### Exercise materials
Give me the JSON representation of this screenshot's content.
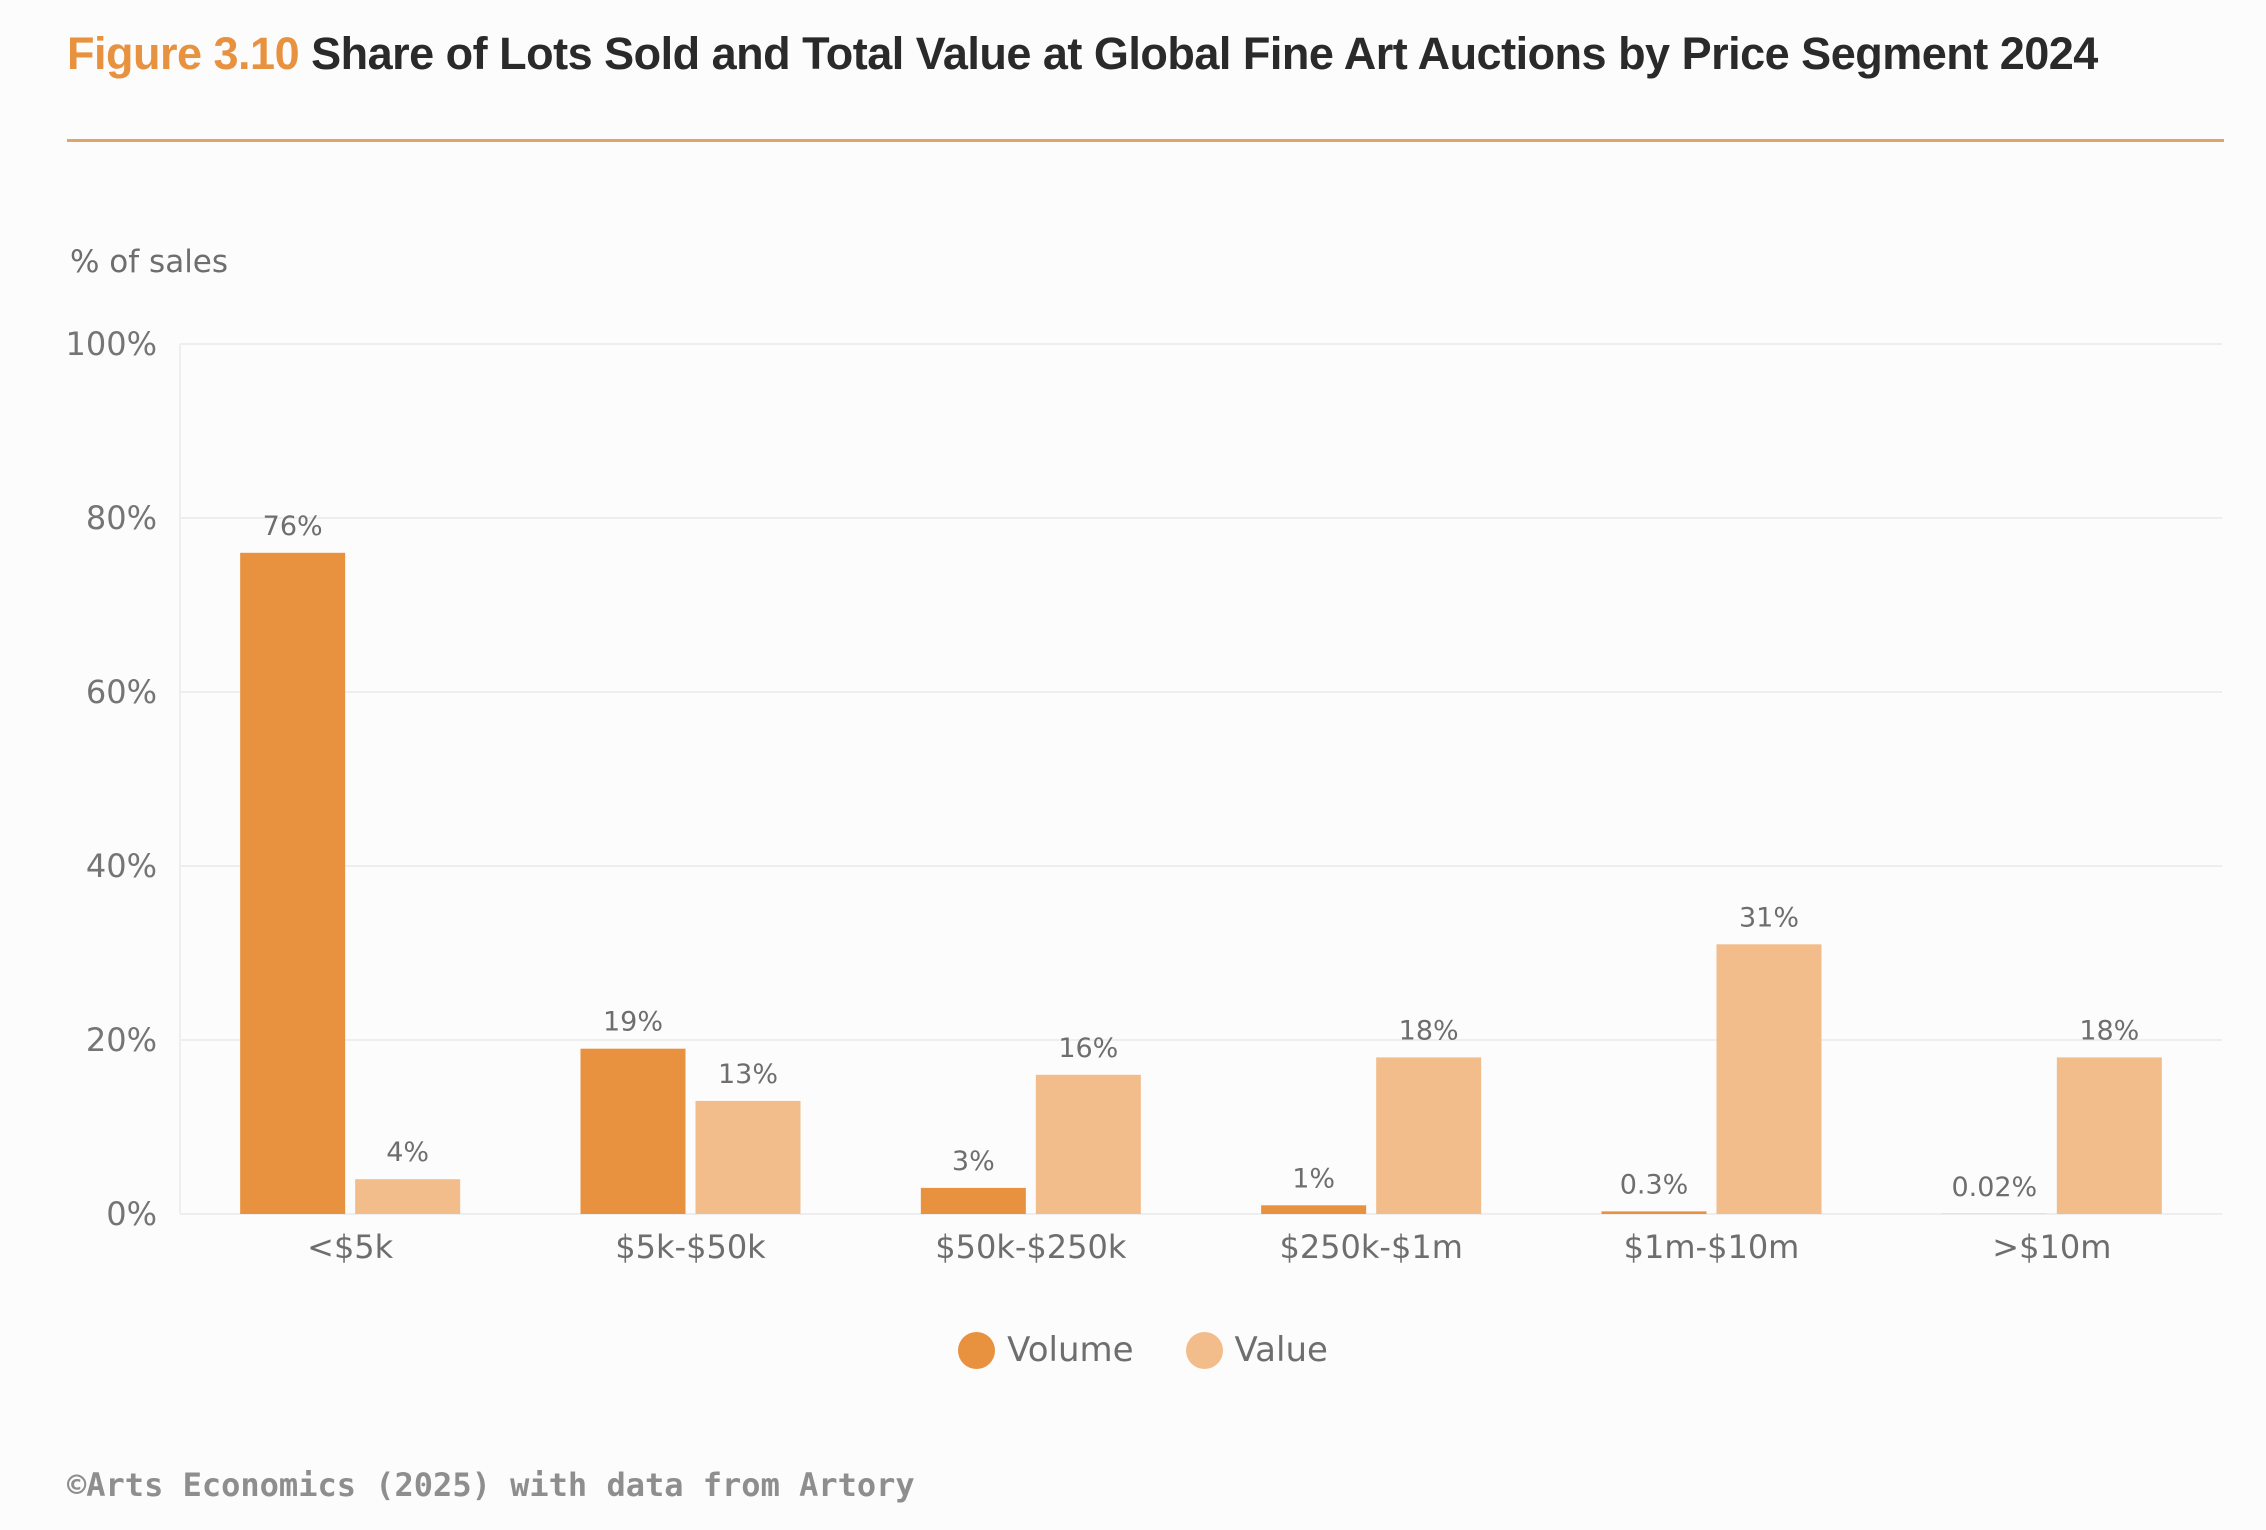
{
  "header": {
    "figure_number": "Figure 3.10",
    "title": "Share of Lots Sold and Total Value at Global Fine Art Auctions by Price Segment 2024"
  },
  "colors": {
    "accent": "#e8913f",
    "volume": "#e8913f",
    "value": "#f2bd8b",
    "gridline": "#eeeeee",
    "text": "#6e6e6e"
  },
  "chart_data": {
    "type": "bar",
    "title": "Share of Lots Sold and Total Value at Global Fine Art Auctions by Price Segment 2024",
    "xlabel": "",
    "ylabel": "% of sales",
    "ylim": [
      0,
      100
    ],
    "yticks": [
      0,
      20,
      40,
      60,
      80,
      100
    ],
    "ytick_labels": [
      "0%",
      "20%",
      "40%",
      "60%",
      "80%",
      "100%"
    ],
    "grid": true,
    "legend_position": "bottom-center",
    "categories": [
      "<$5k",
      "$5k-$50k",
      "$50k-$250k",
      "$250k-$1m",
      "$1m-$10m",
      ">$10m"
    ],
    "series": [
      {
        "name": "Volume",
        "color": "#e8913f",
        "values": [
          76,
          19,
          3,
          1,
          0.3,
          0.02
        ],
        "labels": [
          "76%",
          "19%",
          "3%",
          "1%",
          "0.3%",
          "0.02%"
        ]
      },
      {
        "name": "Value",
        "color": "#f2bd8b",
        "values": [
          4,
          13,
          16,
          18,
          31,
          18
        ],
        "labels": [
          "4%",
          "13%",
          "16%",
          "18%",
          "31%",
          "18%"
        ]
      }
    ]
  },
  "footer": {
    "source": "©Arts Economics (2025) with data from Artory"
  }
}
######
◆ **What is needed**: From the listing, copy every line where the string "Lots" appears.

◆ **Output for this exercise**:
    "title": "Share of Lots Sold and Total Value at Global Fine Art Auctions by Price Segment 2024"
    "title": "Share of Lots Sold and Total Value at Global Fine Art Auctions by Price Segment 2024",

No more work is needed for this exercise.